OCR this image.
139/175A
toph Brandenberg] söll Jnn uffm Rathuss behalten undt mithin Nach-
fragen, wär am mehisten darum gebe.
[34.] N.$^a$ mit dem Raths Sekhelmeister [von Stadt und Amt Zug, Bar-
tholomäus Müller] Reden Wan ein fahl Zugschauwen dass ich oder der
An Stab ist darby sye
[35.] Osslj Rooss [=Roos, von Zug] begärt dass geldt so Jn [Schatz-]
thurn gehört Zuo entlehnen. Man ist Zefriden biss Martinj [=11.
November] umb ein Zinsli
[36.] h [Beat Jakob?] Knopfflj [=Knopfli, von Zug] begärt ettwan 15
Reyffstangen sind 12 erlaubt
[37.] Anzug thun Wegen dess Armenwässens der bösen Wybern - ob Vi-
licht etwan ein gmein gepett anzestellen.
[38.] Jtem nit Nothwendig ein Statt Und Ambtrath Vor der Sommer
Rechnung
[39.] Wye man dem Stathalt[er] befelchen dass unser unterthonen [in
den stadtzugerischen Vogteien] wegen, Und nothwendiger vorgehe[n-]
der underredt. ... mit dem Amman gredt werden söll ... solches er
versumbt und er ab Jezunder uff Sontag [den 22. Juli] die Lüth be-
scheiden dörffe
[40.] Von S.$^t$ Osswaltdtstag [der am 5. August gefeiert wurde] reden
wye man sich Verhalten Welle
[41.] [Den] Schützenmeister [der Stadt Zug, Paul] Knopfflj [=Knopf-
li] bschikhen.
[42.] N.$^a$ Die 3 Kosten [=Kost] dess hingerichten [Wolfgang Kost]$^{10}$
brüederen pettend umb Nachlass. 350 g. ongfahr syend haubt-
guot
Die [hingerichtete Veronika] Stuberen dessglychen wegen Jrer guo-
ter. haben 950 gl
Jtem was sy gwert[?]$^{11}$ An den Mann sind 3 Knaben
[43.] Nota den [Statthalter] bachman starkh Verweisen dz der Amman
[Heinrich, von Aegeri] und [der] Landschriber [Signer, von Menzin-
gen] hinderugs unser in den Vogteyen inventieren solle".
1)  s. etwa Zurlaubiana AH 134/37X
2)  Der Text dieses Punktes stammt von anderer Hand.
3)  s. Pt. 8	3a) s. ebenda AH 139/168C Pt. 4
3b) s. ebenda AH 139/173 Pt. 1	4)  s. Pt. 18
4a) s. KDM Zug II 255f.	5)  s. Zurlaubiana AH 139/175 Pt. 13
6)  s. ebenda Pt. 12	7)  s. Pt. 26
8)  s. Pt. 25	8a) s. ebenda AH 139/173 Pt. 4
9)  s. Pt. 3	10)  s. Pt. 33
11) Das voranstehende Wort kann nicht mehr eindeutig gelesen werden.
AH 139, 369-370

------

What needs to be done.
In the entries above, find each line with the word "Zurlaubiana" and show it.

Written answer.
1)  s. etwa Zurlaubiana AH 134/37X
4a) s. KDM Zug II 255f.	5)  s. Zurlaubiana AH 139/175 Pt. 13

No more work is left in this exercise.